**Your instructions**
With no line left out, restate the data word for word.

Dataset excerpts START

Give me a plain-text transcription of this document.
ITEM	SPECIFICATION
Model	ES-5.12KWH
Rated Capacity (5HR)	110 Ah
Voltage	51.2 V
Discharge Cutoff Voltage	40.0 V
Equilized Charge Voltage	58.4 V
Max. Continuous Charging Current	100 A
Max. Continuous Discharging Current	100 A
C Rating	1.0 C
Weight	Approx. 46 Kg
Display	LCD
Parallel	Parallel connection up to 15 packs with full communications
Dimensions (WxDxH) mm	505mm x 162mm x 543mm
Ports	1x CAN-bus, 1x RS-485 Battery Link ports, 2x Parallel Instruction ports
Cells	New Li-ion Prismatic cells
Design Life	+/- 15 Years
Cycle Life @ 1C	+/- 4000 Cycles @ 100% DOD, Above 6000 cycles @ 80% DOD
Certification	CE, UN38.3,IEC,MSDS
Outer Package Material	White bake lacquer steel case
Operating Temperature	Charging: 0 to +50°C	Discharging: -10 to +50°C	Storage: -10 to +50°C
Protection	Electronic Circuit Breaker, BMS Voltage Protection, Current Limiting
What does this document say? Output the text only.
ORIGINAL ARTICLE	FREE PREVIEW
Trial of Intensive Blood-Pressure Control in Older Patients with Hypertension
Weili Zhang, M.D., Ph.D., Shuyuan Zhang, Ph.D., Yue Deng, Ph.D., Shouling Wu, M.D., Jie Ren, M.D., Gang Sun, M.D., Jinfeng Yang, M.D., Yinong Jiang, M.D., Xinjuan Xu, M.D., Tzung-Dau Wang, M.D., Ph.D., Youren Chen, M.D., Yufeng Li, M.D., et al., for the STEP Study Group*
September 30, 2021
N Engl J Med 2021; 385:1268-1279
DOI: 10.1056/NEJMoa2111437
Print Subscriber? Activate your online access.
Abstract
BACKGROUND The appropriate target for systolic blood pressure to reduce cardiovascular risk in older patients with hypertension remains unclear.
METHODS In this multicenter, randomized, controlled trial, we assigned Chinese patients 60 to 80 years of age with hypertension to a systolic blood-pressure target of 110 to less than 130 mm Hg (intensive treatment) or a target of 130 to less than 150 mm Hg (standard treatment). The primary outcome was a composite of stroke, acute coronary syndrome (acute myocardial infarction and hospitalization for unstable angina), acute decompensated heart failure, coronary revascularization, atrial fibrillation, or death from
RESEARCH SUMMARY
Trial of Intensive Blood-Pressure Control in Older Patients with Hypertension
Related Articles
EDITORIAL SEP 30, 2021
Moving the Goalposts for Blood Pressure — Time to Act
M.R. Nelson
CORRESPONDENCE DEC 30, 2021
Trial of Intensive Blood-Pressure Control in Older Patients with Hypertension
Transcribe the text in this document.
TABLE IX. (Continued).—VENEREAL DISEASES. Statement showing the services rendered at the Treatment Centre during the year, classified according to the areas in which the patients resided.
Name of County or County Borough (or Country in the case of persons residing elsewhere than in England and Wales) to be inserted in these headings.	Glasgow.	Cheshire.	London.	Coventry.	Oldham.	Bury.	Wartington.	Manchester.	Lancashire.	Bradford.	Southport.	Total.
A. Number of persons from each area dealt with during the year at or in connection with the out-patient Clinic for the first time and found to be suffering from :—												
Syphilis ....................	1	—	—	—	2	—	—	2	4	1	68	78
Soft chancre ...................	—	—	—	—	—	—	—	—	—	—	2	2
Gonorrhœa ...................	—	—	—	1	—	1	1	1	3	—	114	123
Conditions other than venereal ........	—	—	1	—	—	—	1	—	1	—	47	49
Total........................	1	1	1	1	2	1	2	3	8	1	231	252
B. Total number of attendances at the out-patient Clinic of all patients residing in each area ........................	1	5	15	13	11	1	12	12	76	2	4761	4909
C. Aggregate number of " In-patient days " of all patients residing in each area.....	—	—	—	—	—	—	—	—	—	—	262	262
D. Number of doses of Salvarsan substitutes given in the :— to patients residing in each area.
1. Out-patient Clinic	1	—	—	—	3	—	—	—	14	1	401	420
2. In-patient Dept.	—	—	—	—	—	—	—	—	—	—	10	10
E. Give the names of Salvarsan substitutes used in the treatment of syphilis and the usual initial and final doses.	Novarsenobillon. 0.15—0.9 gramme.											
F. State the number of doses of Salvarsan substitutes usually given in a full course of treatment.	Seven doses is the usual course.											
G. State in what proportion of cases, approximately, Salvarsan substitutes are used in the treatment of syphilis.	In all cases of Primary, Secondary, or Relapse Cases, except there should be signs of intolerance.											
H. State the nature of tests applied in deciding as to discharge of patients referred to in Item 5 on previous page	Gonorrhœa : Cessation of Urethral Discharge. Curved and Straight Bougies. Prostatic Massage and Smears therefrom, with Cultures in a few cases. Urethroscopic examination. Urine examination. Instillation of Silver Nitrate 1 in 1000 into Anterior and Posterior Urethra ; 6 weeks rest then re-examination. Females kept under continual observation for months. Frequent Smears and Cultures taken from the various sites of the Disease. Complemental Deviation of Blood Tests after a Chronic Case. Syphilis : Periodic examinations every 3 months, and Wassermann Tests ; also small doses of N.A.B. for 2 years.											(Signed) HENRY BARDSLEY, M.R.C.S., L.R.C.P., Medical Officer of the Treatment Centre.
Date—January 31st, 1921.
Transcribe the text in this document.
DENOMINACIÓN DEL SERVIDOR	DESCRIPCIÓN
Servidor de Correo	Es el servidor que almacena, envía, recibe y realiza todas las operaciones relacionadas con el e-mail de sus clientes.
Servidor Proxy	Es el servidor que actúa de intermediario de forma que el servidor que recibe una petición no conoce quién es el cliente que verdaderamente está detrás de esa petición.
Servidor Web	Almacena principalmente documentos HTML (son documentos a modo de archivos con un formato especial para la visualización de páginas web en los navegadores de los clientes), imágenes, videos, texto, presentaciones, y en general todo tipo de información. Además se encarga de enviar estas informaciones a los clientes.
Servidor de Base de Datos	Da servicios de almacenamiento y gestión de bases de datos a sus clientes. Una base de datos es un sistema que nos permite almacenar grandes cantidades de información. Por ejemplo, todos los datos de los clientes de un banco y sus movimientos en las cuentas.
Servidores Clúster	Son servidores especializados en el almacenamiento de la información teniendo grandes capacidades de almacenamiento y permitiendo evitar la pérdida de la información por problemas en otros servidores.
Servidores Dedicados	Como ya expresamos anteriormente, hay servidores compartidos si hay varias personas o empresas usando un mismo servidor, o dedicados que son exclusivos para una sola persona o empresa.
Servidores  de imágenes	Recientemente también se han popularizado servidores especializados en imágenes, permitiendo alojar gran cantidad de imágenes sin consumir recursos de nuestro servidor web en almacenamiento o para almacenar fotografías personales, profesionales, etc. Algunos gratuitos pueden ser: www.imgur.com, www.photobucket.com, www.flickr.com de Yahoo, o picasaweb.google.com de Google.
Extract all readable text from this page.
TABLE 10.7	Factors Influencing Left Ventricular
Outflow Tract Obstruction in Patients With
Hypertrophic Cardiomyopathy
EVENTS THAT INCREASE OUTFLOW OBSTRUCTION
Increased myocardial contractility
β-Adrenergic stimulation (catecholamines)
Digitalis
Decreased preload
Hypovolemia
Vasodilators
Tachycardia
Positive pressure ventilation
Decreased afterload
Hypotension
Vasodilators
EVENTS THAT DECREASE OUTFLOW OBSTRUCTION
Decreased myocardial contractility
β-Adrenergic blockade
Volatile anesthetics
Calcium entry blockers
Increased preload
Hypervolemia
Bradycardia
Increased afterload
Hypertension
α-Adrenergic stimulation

Dataset excerpts END

**Task solution**
Give me a plain-text transcription of this document.
ITEM	SPECIFICATION
Model	ES-5.12KWH
Rated Capacity (5HR)	110 Ah
Voltage	51.2 V
Discharge Cutoff Voltage	40.0 V
Equilized Charge Voltage	58.4 V
Max. Continuous Charging Current	100 A
Max. Continuous Discharging Current	100 A
C Rating	1.0 C
Weight	Approx. 46 Kg
Display	LCD
Parallel	Parallel connection up to 15 packs with full communications
Dimensions (WxDxH) mm	505mm x 162mm x 543mm
Ports	1x CAN-bus, 1x RS-485 Battery Link ports, 2x Parallel Instruction ports
Cells	New Li-ion Prismatic cells
Design Life	+/- 15 Years
Cycle Life @ 1C	+/- 4000 Cycles @ 100% DOD, Above 6000 cycles @ 80% DOD
Certification	CE, UN38.3,IEC,MSDS
Outer Package Material	White bake lacquer steel case
Operating Temperature	Charging: 0 to +50°C	Discharging: -10 to +50°C	Storage: -10 to +50°C
Protection	Electronic Circuit Breaker, BMS Voltage Protection, Current Limiting
What does this document say? Output the text only.
ORIGINAL ARTICLE	FREE PREVIEW
Trial of Intensive Blood-Pressure Control in Older Patients with Hypertension
Weili Zhang, M.D., Ph.D., Shuyuan Zhang, Ph.D., Yue Deng, Ph.D., Shouling Wu, M.D., Jie Ren, M.D., Gang Sun, M.D., Jinfeng Yang, M.D., Yinong Jiang, M.D., Xinjuan Xu, M.D., Tzung-Dau Wang, M.D., Ph.D., Youren Chen, M.D., Yufeng Li, M.D., et al., for the STEP Study Group*
September 30, 2021
N Engl J Med 2021; 385:1268-1279
DOI: 10.1056/NEJMoa2111437
Print Subscriber? Activate your online access.
Abstract
BACKGROUND The appropriate target for systolic blood pressure to reduce cardiovascular risk in older patients with hypertension remains unclear.
METHODS In this multicenter, randomized, controlled trial, we assigned Chinese patients 60 to 80 years of age with hypertension to a systolic blood-pressure target of 110 to less than 130 mm Hg (intensive treatment) or a target of 130 to less than 150 mm Hg (standard treatment). The primary outcome was a composite of stroke, acute coronary syndrome (acute myocardial infarction and hospitalization for unstable angina), acute decompensated heart failure, coronary revascularization, atrial fibrillation, or death from
RESEARCH SUMMARY
Trial of Intensive Blood-Pressure Control in Older Patients with Hypertension
Related Articles
EDITORIAL SEP 30, 2021
Moving the Goalposts for Blood Pressure — Time to Act
M.R. Nelson
CORRESPONDENCE DEC 30, 2021
Trial of Intensive Blood-Pressure Control in Older Patients with Hypertension
Transcribe the text in this document.
TABLE IX. (Continued).—VENEREAL DISEASES. Statement showing the services rendered at the Treatment Centre during the year, classified according to the areas in which the patients resided.
Name of County or County Borough (or Country in the case of persons residing elsewhere than in England and Wales) to be inserted in these headings.	Glasgow.	Cheshire.	London.	Coventry.	Oldham.	Bury.	Wartington.	Manchester.	Lancashire.	Bradford.	Southport.	Total.
A. Number of persons from each area dealt with during the year at or in connection with the out-patient Clinic for the first time and found to be suffering from :—												
Syphilis ....................	1	—	—	—	2	—	—	2	4	1	68	78
Soft chancre ...................	—	—	—	—	—	—	—	—	—	—	2	2
Gonorrhœa ...................	—	—	—	1	—	1	1	1	3	—	114	123
Conditions other than venereal ........	—	—	1	—	—	—	1	—	1	—	47	49
Total........................	1	1	1	1	2	1	2	3	8	1	231	252
B. Total number of attendances at the out-patient Clinic of all patients residing in each area ........................	1	5	15	13	11	1	12	12	76	2	4761	4909
C. Aggregate number of " In-patient days " of all patients residing in each area.....	—	—	—	—	—	—	—	—	—	—	262	262
D. Number of doses of Salvarsan substitutes given in the :— to patients residing in each area.
1. Out-patient Clinic	1	—	—	—	3	—	—	—	14	1	401	420
2. In-patient Dept.	—	—	—	—	—	—	—	—	—	—	10	10
E. Give the names of Salvarsan substitutes used in the treatment of syphilis and the usual initial and final doses.	Novarsenobillon. 0.15—0.9 gramme.											
F. State the number of doses of Salvarsan substitutes usually given in a full course of treatment.	Seven doses is the usual course.											
G. State in what proportion of cases, approximately, Salvarsan substitutes are used in the treatment of syphilis.	In all cases of Primary, Secondary, or Relapse Cases, except there should be signs of intolerance.											
H. State the nature of tests applied in deciding as to discharge of patients referred to in Item 5 on previous page	Gonorrhœa : Cessation of Urethral Discharge. Curved and Straight Bougies. Prostatic Massage and Smears therefrom, with Cultures in a few cases. Urethroscopic examination. Urine examination. Instillation of Silver Nitrate 1 in 1000 into Anterior and Posterior Urethra ; 6 weeks rest then re-examination. Females kept under continual observation for months. Frequent Smears and Cultures taken from the various sites of the Disease. Complemental Deviation of Blood Tests after a Chronic Case. Syphilis : Periodic examinations every 3 months, and Wassermann Tests ; also small doses of N.A.B. for 2 years.											(Signed) HENRY BARDSLEY, M.R.C.S., L.R.C.P., Medical Officer of the Treatment Centre.
Date—January 31st, 1921.
Transcribe the text in this document.
DENOMINACIÓN DEL SERVIDOR	DESCRIPCIÓN
Servidor de Correo	Es el servidor que almacena, envía, recibe y realiza todas las operaciones relacionadas con el e-mail de sus clientes.
Servidor Proxy	Es el servidor que actúa de intermediario de forma que el servidor que recibe una petición no conoce quién es el cliente que verdaderamente está detrás de esa petición.
Servidor Web	Almacena principalmente documentos HTML (son documentos a modo de archivos con un formato especial para la visualización de páginas web en los navegadores de los clientes), imágenes, videos, texto, presentaciones, y en general todo tipo de información. Además se encarga de enviar estas informaciones a los clientes.
Servidor de Base de Datos	Da servicios de almacenamiento y gestión de bases de datos a sus clientes. Una base de datos es un sistema que nos permite almacenar grandes cantidades de información. Por ejemplo, todos los datos de los clientes de un banco y sus movimientos en las cuentas.
Servidores Clúster	Son servidores especializados en el almacenamiento de la información teniendo grandes capacidades de almacenamiento y permitiendo evitar la pérdida de la información por problemas en otros servidores.
Servidores Dedicados	Como ya expresamos anteriormente, hay servidores compartidos si hay varias personas o empresas usando un mismo servidor, o dedicados que son exclusivos para una sola persona o empresa.
Servidores  de imágenes	Recientemente también se han popularizado servidores especializados en imágenes, permitiendo alojar gran cantidad de imágenes sin consumir recursos de nuestro servidor web en almacenamiento o para almacenar fotografías personales, profesionales, etc. Algunos gratuitos pueden ser: www.imgur.com, www.photobucket.com, www.flickr.com de Yahoo, o picasaweb.google.com de Google.
Extract all readable text from this page.
TABLE 10.7	Factors Influencing Left Ventricular
Outflow Tract Obstruction in Patients With
Hypertrophic Cardiomyopathy
EVENTS THAT INCREASE OUTFLOW OBSTRUCTION
Increased myocardial contractility
β-Adrenergic stimulation (catecholamines)
Digitalis
Decreased preload
Hypovolemia
Vasodilators
Tachycardia
Positive pressure ventilation
Decreased afterload
Hypotension
Vasodilators
EVENTS THAT DECREASE OUTFLOW OBSTRUCTION
Decreased myocardial contractility
β-Adrenergic blockade
Volatile anesthetics
Calcium entry blockers
Increased preload
Hypervolemia
Bradycardia
Increased afterload
Hypertension
α-Adrenergic stimulation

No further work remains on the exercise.